:: DATA SHOWN ::
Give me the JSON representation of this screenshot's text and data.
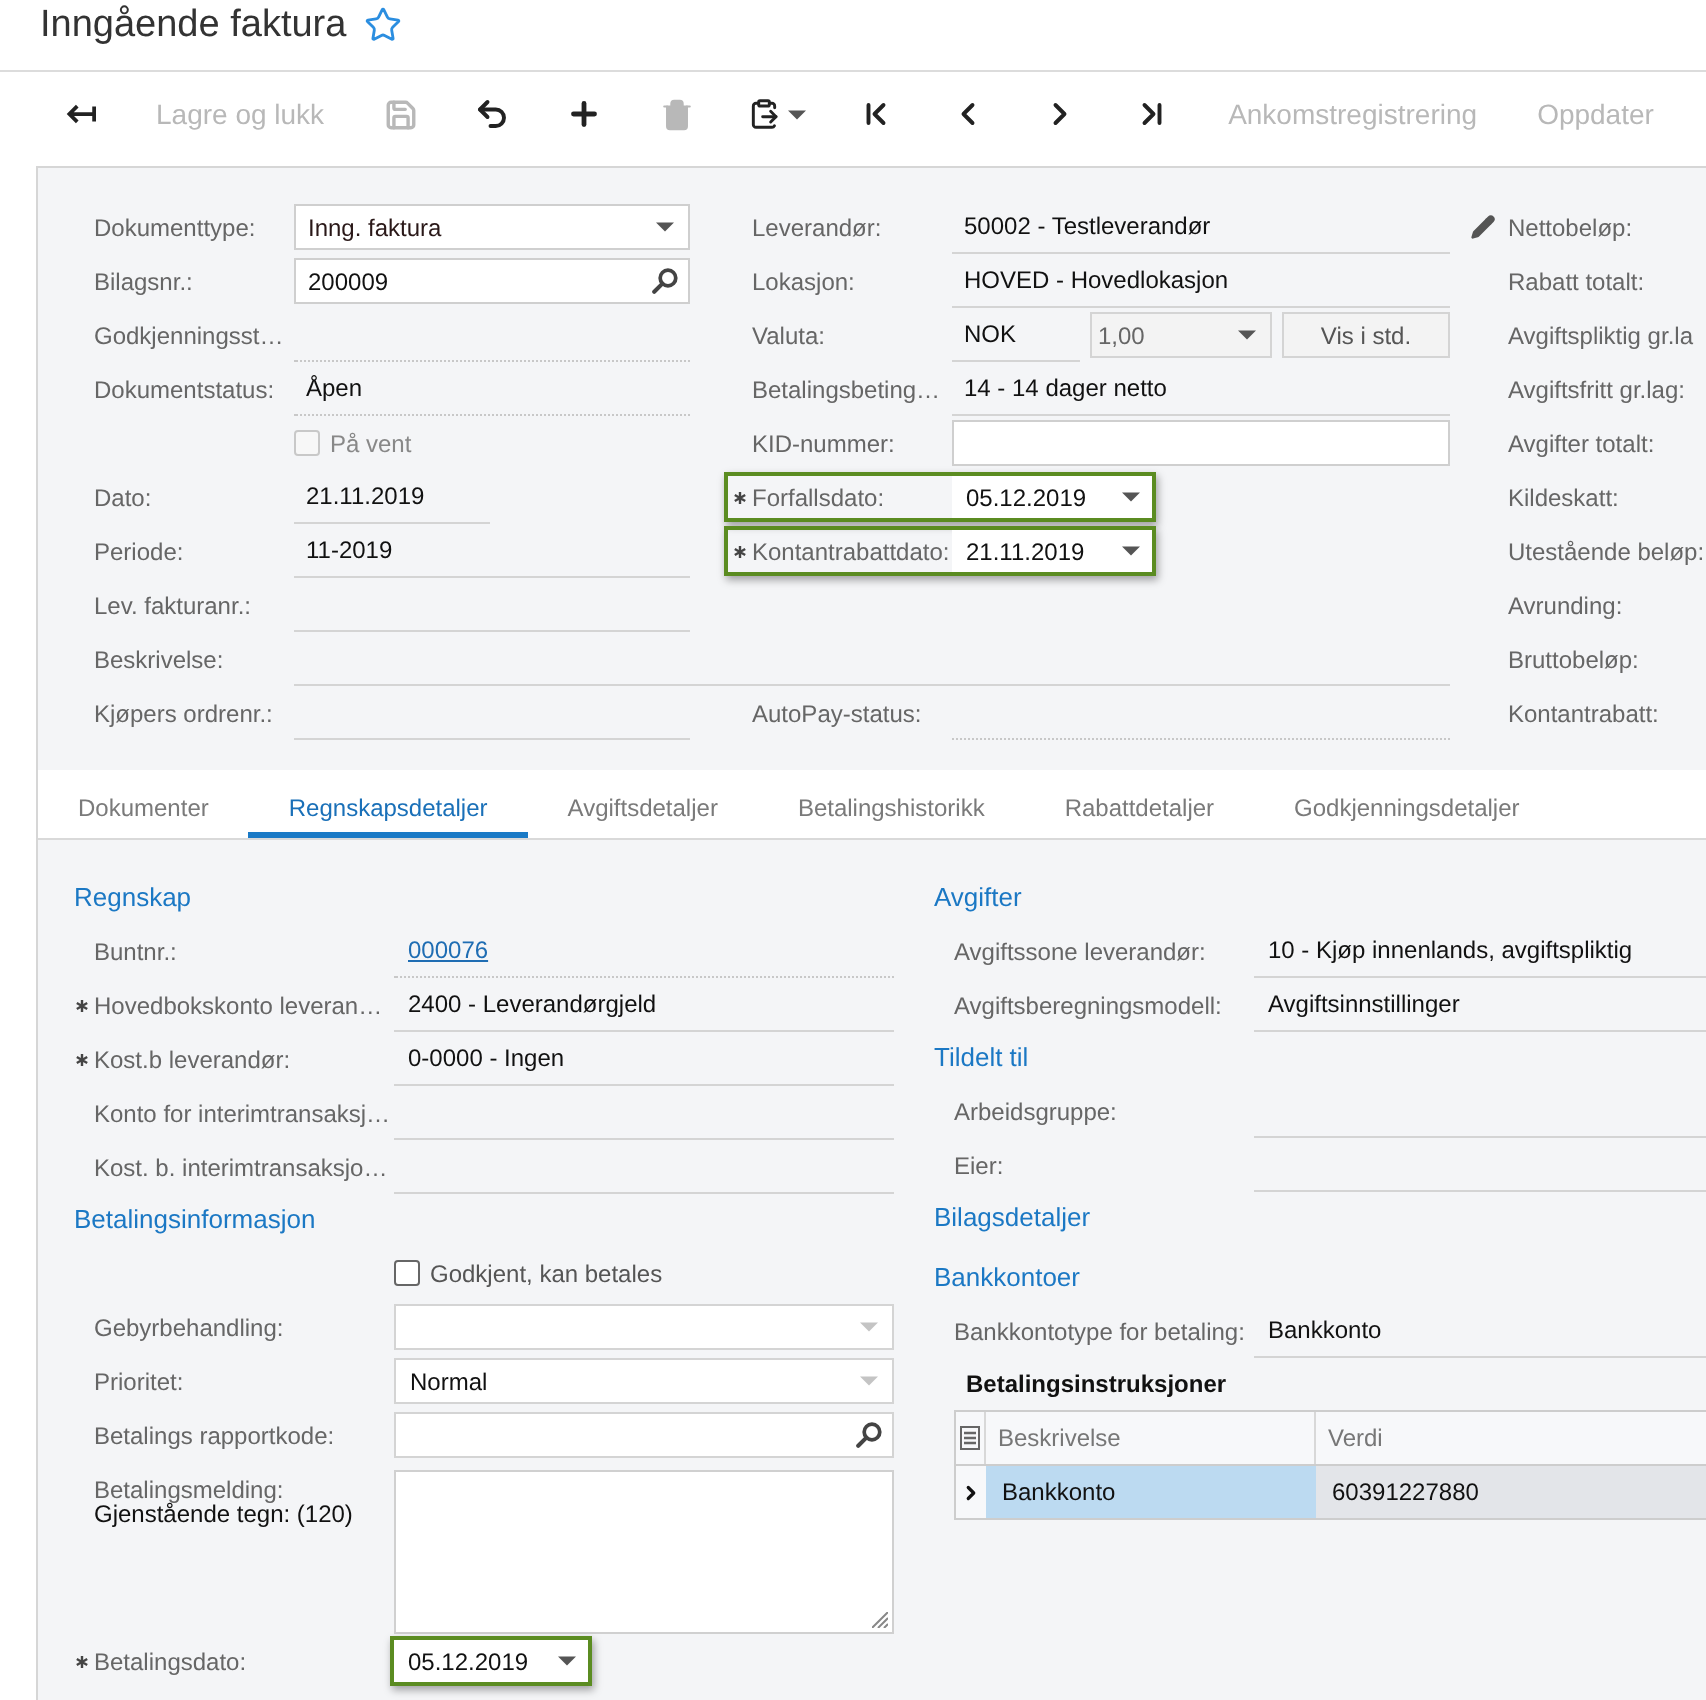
{
  "page": {
    "title": "Inngående faktura",
    "favorite": false
  },
  "toolbar": [
    {
      "kind": "back",
      "disabled": false
    },
    {
      "kind": "text",
      "label": "Lagre og lukk",
      "disabled": true
    },
    {
      "kind": "save",
      "disabled": true
    },
    {
      "kind": "undo",
      "disabled": false
    },
    {
      "kind": "add",
      "disabled": false
    },
    {
      "kind": "delete",
      "disabled": true
    },
    {
      "kind": "paste",
      "disabled": false
    },
    {
      "kind": "first",
      "disabled": false
    },
    {
      "kind": "previous",
      "disabled": false
    },
    {
      "kind": "next",
      "disabled": false
    },
    {
      "kind": "last",
      "disabled": false
    },
    {
      "kind": "text",
      "label": "Ankomstregistrering",
      "disabled": true
    },
    {
      "kind": "text",
      "label": "Oppdater",
      "disabled": true
    }
  ],
  "header": {
    "column_1": [
      {
        "kind": "select",
        "label": "Dokumenttype:",
        "value": "Inng. faktura"
      },
      {
        "kind": "lookup",
        "label": "Bilagsnr.:",
        "value": "200009"
      },
      {
        "kind": "readonly",
        "label": "Godkjenningsst…"
      },
      {
        "kind": "readonly",
        "label": "Dokumentstatus:",
        "value": "Åpen"
      },
      {
        "kind": "checkbox",
        "label": "På vent",
        "checked": false,
        "disabled": true
      },
      {
        "kind": "date",
        "label": "Dato:",
        "value": "21.11.2019"
      },
      {
        "kind": "text",
        "label": "Periode:",
        "value": "11-2019"
      },
      {
        "kind": "text",
        "label": "Lev. fakturanr.:"
      },
      {
        "kind": "wide",
        "label": "Beskrivelse:"
      },
      {
        "kind": "text",
        "label": "Kjøpers ordrenr.:"
      }
    ],
    "column_2": [
      {
        "kind": "text",
        "label": "Leverandør:",
        "value": "50002 - Testleverandør",
        "required": false,
        "highlighted": false
      },
      {
        "kind": "text",
        "label": "Lokasjon:",
        "value": "HOVED - Hovedlokasjon",
        "required": false,
        "highlighted": false
      },
      {
        "kind": "currency",
        "label": "Valuta:",
        "value": "NOK",
        "rate": "1,00",
        "button": "Vis i std.",
        "required": false,
        "highlighted": false
      },
      {
        "kind": "text",
        "label": "Betalingsbeting…",
        "value": "14 - 14 dager netto",
        "required": false,
        "highlighted": false
      },
      {
        "kind": "input",
        "label": "KID-nummer:",
        "required": false,
        "highlighted": false
      },
      {
        "kind": "datepicker",
        "label": "Forfallsdato:",
        "value": "05.12.2019",
        "required": true,
        "highlighted": true
      },
      {
        "kind": "datepicker",
        "label": "Kontantrabattdato:",
        "value": "21.11.2019",
        "required": true,
        "highlighted": true
      },
      {
        "kind": "readonly",
        "label": "AutoPay-status:",
        "required": false,
        "highlighted": false
      }
    ],
    "totals": [
      {
        "label": "Nettobeløp:",
        "editable": true
      },
      {
        "label": "Rabatt totalt:",
        "editable": false
      },
      {
        "label": "Avgiftspliktig gr.la",
        "editable": false
      },
      {
        "label": "Avgiftsfritt gr.lag:",
        "editable": false
      },
      {
        "label": "Avgifter totalt:",
        "editable": false
      },
      {
        "label": "Kildeskatt:",
        "editable": false
      },
      {
        "label": "Utestående beløp:",
        "editable": false
      },
      {
        "label": "Avrunding:",
        "editable": false
      },
      {
        "label": "Bruttobeløp:",
        "editable": false
      },
      {
        "label": "Kontantrabatt:",
        "editable": false
      }
    ]
  },
  "tabs": [
    {
      "label": "Dokumenter",
      "selected": false
    },
    {
      "label": "Regnskapsdetaljer",
      "selected": true
    },
    {
      "label": "Avgiftsdetaljer",
      "selected": false
    },
    {
      "label": "Betalingshistorikk",
      "selected": false
    },
    {
      "label": "Rabattdetaljer",
      "selected": false
    },
    {
      "label": "Godkjenningsdetaljer",
      "selected": false
    }
  ],
  "details": {
    "left": [
      {
        "heading": "Regnskap",
        "fields": [
          {
            "kind": "link",
            "label": "Buntnr.:",
            "value": "000076",
            "required": false
          },
          {
            "kind": "text",
            "label": "Hovedbokskonto leveran…",
            "value": "2400 - Leverandørgjeld",
            "required": true
          },
          {
            "kind": "text",
            "label": "Kost.b leverandør:",
            "value": "0-0000 - Ingen",
            "required": true
          },
          {
            "kind": "text",
            "label": "Konto for interimtransaksj…",
            "required": false
          },
          {
            "kind": "text",
            "label": "Kost. b. interimtransaksjo…",
            "required": false
          }
        ]
      },
      {
        "heading": "Betalingsinformasjon",
        "fields": [
          {
            "kind": "checkbox",
            "label": "Godkjent, kan betales",
            "checked": false,
            "disabled": false,
            "required": false,
            "highlighted": false
          },
          {
            "kind": "select",
            "label": "Gebyrbehandling:",
            "required": false,
            "highlighted": false
          },
          {
            "kind": "select",
            "label": "Prioritet:",
            "value": "Normal",
            "required": false,
            "highlighted": false
          },
          {
            "kind": "lookup",
            "label": "Betalings rapportkode:",
            "required": false,
            "highlighted": false
          },
          {
            "kind": "textarea",
            "label": "Betalingsmelding:",
            "note": "Gjenstående tegn: (120)",
            "required": false,
            "highlighted": false
          },
          {
            "kind": "datepicker",
            "label": "Betalingsdato:",
            "value": "05.12.2019",
            "required": true,
            "highlighted": true
          }
        ]
      }
    ],
    "right": [
      {
        "heading": "Avgifter",
        "fields": [
          {
            "kind": "text",
            "label": "Avgiftssone leverandør:",
            "value": "10 - Kjøp innenlands, avgiftspliktig"
          },
          {
            "kind": "text",
            "label": "Avgiftsberegningsmodell:",
            "value": "Avgiftsinnstillinger"
          }
        ]
      },
      {
        "heading": "Tildelt til",
        "fields": [
          {
            "kind": "text",
            "label": "Arbeidsgruppe:"
          },
          {
            "kind": "text",
            "label": "Eier:"
          }
        ]
      },
      {
        "heading": "Bilagsdetaljer"
      },
      {
        "heading": "Bankkontoer",
        "fields": [
          {
            "kind": "text",
            "label": "Bankkontotype for betaling:",
            "value": "Bankkonto"
          }
        ],
        "grid": {
          "title": "Betalingsinstruksjoner",
          "columns": [
            "Beskrivelse",
            "Verdi"
          ],
          "rows": [
            {
              "cells": [
                "Bankkonto",
                "60391227880"
              ],
              "selected": true
            }
          ]
        }
      }
    ]
  }
}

:: BRIEF ::
Gather each line in the entries above where the string "Kost" is found.

:: FINISHED TASK ::
            "label": "Kost.b leverandør:",
            "label": "Kost. b. interimtransaksjo…",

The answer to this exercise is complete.